→ Task objective: Scan the entries below and extract each line with the word "washroom" in it.

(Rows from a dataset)
******************************

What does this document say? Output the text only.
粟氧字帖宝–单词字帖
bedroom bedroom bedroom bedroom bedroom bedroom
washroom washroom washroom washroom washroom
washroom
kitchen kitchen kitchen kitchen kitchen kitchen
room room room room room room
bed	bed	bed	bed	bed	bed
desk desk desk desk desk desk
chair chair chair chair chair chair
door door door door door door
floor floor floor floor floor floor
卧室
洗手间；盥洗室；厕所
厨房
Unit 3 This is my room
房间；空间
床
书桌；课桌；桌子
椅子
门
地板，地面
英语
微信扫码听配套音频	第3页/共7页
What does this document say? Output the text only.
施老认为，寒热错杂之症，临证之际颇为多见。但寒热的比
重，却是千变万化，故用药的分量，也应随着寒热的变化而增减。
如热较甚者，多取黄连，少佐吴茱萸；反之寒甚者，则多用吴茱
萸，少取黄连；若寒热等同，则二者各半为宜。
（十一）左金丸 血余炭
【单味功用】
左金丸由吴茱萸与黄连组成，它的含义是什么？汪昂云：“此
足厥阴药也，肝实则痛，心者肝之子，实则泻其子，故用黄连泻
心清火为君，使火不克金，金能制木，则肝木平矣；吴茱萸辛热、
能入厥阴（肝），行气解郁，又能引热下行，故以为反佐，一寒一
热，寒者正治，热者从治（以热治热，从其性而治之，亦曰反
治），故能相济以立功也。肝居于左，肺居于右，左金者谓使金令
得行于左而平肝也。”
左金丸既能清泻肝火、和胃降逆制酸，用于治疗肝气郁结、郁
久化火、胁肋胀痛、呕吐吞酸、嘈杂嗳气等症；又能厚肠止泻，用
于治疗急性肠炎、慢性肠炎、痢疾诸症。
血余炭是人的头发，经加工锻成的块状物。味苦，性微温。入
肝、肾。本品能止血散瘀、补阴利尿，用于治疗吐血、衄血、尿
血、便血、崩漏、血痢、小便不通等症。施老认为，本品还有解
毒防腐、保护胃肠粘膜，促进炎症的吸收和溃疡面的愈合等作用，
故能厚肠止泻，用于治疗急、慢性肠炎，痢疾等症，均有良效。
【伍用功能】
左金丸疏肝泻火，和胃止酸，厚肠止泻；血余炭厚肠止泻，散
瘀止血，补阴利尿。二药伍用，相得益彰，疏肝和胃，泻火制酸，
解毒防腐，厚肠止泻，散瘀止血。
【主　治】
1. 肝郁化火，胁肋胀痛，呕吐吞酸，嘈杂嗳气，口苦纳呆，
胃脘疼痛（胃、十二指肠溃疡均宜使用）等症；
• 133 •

******************************

→ Result below:
washroom washroom washroom washroom washroom
washroom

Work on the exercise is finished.